WHAT IS ASKED. Read the lines that follow and tally those with the word "Temps"; give the number and nothing else.

(Figure content listings)
##########
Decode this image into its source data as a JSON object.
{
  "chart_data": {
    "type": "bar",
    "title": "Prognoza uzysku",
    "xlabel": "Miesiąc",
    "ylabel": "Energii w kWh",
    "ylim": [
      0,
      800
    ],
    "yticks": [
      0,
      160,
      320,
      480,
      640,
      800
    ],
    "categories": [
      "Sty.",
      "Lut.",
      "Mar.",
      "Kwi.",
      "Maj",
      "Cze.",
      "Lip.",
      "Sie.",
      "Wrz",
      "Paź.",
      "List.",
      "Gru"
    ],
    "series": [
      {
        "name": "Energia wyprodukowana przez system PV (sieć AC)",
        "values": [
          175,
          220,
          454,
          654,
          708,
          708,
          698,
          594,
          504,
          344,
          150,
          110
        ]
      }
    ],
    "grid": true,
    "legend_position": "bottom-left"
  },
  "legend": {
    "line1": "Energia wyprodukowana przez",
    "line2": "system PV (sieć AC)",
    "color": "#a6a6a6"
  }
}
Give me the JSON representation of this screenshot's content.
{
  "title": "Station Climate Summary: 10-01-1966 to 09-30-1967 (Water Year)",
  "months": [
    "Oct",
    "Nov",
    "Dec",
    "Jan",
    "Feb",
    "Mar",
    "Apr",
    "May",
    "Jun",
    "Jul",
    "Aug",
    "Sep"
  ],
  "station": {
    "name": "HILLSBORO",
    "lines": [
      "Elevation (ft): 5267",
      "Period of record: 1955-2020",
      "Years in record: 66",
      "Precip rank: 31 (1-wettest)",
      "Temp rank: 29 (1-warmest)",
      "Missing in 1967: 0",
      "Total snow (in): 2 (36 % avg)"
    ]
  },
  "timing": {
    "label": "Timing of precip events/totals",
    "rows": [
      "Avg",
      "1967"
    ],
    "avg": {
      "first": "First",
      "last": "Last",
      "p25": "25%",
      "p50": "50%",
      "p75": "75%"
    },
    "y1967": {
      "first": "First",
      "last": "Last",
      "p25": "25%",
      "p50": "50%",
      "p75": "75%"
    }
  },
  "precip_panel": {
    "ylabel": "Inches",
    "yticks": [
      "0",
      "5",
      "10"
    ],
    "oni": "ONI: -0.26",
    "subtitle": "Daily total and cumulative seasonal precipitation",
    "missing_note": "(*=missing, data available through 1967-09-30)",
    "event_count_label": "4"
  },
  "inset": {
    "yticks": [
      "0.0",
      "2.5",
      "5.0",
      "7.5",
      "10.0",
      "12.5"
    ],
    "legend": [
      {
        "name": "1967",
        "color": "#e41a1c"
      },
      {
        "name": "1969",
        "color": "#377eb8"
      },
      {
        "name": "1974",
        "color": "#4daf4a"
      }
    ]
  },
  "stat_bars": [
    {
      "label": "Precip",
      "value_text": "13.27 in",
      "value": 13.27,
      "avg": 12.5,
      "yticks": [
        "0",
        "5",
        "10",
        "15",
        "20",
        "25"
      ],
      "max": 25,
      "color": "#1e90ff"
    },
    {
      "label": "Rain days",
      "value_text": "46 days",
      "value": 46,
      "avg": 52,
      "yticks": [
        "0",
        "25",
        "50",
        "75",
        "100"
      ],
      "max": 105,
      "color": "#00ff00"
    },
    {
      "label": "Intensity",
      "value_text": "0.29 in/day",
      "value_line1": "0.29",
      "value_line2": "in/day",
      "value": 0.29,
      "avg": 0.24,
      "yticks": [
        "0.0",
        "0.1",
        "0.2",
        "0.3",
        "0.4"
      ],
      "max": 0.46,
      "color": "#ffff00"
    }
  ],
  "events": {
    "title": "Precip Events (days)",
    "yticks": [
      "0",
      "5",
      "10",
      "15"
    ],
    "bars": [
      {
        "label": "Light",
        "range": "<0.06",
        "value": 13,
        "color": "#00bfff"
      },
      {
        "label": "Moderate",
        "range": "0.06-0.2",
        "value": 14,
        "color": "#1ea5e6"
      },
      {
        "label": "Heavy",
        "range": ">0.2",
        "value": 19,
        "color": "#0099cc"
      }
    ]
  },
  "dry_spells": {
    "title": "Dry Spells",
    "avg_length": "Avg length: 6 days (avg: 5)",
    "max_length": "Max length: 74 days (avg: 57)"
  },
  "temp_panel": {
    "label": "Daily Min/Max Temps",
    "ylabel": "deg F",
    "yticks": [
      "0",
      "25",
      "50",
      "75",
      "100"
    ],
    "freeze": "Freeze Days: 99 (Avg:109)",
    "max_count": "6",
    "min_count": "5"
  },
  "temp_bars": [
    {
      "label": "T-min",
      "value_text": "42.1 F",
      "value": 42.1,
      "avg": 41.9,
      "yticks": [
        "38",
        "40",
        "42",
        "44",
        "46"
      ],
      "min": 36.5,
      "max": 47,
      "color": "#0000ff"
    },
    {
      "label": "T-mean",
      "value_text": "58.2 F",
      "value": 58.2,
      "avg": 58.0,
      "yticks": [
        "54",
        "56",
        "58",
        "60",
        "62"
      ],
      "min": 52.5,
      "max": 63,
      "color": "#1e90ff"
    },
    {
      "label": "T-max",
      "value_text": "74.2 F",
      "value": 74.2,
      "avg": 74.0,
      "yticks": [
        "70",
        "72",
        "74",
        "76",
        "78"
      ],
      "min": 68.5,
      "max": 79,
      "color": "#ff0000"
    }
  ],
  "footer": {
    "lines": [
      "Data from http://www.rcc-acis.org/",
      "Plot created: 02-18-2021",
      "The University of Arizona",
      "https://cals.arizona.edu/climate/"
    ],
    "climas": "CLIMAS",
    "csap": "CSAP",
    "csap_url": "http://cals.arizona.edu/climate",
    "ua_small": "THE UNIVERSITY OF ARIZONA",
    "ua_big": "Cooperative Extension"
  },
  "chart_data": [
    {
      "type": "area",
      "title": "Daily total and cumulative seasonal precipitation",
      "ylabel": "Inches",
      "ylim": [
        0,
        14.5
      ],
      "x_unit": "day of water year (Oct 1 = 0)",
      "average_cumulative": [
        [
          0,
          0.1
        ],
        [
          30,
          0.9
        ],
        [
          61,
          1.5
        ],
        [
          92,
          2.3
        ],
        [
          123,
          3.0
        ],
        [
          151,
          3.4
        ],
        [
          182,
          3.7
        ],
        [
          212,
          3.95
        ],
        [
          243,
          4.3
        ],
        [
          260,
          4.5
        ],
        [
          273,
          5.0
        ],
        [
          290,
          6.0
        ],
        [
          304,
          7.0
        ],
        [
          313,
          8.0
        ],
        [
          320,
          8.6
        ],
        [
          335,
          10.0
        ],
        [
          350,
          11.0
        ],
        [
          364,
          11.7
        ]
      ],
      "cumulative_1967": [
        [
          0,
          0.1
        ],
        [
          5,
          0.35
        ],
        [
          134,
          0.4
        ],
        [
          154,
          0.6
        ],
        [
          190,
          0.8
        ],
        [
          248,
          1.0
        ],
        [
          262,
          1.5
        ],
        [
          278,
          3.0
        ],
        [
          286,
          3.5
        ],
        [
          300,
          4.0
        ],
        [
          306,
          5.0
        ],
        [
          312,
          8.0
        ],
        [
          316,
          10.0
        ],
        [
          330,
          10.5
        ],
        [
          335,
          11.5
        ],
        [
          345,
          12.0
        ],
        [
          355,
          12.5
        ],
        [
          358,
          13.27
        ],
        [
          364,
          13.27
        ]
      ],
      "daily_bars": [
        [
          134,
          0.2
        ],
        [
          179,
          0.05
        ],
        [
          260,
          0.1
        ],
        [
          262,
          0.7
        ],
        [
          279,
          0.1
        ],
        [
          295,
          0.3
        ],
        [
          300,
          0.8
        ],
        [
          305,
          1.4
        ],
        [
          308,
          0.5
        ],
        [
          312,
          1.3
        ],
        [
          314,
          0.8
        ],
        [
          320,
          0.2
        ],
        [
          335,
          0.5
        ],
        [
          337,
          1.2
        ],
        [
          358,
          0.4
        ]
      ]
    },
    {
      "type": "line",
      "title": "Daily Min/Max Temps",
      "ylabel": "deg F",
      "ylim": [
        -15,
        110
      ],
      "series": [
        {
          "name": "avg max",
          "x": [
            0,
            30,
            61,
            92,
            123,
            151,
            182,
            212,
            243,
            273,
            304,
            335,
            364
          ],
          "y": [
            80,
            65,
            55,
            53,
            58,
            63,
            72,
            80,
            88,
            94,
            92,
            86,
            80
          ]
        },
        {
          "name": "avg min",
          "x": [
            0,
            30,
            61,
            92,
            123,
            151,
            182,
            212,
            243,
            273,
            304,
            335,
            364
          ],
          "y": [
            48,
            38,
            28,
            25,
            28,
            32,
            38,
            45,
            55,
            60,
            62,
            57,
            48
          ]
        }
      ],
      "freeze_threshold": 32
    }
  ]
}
##########
REPLY TO THE EXERCISE. 2